**Goal of the exercise**
Search the material below for the word "Odds" and copy every line in which it occurs.

-- start --

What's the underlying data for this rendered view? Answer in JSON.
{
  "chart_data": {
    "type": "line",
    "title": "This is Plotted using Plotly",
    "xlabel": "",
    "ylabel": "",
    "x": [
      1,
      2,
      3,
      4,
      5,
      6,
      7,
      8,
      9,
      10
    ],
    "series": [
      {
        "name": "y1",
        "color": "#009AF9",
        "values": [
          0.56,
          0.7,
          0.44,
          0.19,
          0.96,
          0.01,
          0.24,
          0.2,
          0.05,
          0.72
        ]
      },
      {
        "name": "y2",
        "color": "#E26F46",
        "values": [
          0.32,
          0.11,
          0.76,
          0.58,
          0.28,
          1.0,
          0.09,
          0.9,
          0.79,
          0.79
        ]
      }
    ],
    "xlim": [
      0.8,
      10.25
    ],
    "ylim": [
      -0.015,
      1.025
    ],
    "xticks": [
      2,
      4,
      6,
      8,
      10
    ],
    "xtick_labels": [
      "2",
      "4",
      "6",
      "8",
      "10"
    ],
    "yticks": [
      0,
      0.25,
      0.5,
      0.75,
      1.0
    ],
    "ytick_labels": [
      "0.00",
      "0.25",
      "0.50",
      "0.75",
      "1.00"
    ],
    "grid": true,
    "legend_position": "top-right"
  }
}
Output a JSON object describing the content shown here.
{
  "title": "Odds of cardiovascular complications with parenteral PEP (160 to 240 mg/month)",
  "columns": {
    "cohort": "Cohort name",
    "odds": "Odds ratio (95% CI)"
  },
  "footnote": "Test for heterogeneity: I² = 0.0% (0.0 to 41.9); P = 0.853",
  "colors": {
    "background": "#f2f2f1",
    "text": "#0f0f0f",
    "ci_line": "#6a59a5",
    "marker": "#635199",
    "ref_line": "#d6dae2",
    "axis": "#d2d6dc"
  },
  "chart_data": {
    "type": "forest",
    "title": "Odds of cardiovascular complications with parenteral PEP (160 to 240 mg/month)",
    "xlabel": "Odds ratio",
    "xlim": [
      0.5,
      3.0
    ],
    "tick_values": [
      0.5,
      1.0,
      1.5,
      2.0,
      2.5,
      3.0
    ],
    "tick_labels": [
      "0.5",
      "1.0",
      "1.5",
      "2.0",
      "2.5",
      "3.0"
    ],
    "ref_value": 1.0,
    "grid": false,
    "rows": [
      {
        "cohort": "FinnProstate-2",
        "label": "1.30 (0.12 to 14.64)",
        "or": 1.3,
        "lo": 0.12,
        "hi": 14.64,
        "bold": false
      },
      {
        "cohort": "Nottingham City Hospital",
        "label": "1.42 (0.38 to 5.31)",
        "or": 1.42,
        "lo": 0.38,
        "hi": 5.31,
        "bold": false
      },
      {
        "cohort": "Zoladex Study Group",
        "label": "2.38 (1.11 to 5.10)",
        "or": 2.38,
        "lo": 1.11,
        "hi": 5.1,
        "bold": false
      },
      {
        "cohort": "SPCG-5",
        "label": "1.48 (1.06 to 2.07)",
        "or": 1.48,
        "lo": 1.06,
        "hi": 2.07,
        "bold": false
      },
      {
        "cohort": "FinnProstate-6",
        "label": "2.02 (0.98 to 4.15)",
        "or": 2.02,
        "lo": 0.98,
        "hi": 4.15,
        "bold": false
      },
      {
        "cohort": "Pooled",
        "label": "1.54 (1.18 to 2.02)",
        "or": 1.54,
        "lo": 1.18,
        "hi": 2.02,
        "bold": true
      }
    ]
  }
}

-- end --

**Task answer**
  "title": "Odds of cardiovascular complications with parenteral PEP (160 to 240 mg/month)",
    "odds": "Odds ratio (95% CI)"
    "title": "Odds of cardiovascular complications with parenteral PEP (160 to 240 mg/month)",
    "xlabel": "Odds ratio",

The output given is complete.